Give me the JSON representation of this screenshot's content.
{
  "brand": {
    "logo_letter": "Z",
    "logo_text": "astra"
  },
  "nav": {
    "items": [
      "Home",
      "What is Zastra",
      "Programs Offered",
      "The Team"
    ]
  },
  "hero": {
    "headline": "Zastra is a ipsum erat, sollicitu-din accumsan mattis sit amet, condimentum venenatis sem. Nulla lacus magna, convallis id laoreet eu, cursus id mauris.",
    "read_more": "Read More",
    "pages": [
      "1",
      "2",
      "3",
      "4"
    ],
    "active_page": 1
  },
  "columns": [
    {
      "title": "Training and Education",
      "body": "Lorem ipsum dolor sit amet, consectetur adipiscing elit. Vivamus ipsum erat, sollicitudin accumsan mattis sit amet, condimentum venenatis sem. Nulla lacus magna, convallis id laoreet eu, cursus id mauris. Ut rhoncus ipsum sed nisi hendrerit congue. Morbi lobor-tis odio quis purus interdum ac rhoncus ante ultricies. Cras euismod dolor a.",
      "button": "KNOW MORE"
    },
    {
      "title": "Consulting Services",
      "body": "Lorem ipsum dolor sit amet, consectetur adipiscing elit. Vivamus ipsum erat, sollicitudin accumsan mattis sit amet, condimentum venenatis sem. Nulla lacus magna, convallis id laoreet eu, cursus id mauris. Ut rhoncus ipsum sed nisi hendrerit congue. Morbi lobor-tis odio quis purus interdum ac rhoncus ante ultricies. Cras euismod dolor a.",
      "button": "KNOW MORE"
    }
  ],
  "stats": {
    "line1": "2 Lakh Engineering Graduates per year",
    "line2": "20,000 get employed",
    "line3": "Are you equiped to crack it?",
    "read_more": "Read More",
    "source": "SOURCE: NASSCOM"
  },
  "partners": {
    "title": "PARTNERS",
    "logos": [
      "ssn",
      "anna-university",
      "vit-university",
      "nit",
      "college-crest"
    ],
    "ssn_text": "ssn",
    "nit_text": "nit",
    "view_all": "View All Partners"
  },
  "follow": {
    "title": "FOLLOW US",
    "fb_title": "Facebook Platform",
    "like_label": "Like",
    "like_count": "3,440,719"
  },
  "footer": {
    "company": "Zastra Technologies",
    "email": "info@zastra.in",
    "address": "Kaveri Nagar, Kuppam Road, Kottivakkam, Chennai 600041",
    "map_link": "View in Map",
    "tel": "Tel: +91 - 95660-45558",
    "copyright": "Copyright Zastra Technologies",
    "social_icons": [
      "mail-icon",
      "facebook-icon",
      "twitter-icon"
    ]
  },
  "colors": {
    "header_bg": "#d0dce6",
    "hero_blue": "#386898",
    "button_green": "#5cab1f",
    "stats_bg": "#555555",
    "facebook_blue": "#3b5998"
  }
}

■ ■ ■ ■

Prompt :: Give all the entries again exactly; leave none out.

Solved exercise ::
Give me the JSON representation of this screenshot's content.
{
  "brand": {
    "logo_letter": "Z",
    "logo_text": "astra"
  },
  "nav": {
    "items": [
      "Home",
      "What is Zastra",
      "Programs Offered",
      "The Team"
    ]
  },
  "hero": {
    "headline": "Zastra is a ipsum erat, sollicitu-din accumsan mattis sit amet, condimentum venenatis sem. Nulla lacus magna, convallis id laoreet eu, cursus id mauris.",
    "read_more": "Read More",
    "pages": [
      "1",
      "2",
      "3",
      "4"
    ],
    "active_page": 1
  },
  "columns": [
    {
      "title": "Training and Education",
      "body": "Lorem ipsum dolor sit amet, consectetur adipiscing elit. Vivamus ipsum erat, sollicitudin accumsan mattis sit amet, condimentum venenatis sem. Nulla lacus magna, convallis id laoreet eu, cursus id mauris. Ut rhoncus ipsum sed nisi hendrerit congue. Morbi lobor-tis odio quis purus interdum ac rhoncus ante ultricies. Cras euismod dolor a.",
      "button": "KNOW MORE"
    },
    {
      "title": "Consulting Services",
      "body": "Lorem ipsum dolor sit amet, consectetur adipiscing elit. Vivamus ipsum erat, sollicitudin accumsan mattis sit amet, condimentum venenatis sem. Nulla lacus magna, convallis id laoreet eu, cursus id mauris. Ut rhoncus ipsum sed nisi hendrerit congue. Morbi lobor-tis odio quis purus interdum ac rhoncus ante ultricies. Cras euismod dolor a.",
      "button": "KNOW MORE"
    }
  ],
  "stats": {
    "line1": "2 Lakh Engineering Graduates per year",
    "line2": "20,000 get employed",
    "line3": "Are you equiped to crack it?",
    "read_more": "Read More",
    "source": "SOURCE: NASSCOM"
  },
  "partners": {
    "title": "PARTNERS",
    "logos": [
      "ssn",
      "anna-university",
      "vit-university",
      "nit",
      "college-crest"
    ],
    "ssn_text": "ssn",
    "nit_text": "nit",
    "view_all": "View All Partners"
  },
  "follow": {
    "title": "FOLLOW US",
    "fb_title": "Facebook Platform",
    "like_label": "Like",
    "like_count": "3,440,719"
  },
  "footer": {
    "company": "Zastra Technologies",
    "email": "info@zastra.in",
    "address": "Kaveri Nagar, Kuppam Road, Kottivakkam, Chennai 600041",
    "map_link": "View in Map",
    "tel": "Tel: +91 - 95660-45558",
    "copyright": "Copyright Zastra Technologies",
    "social_icons": [
      "mail-icon",
      "facebook-icon",
      "twitter-icon"
    ]
  },
  "colors": {
    "header_bg": "#d0dce6",
    "hero_blue": "#386898",
    "button_green": "#5cab1f",
    "stats_bg": "#555555",
    "facebook_blue": "#3b5998"
  }
}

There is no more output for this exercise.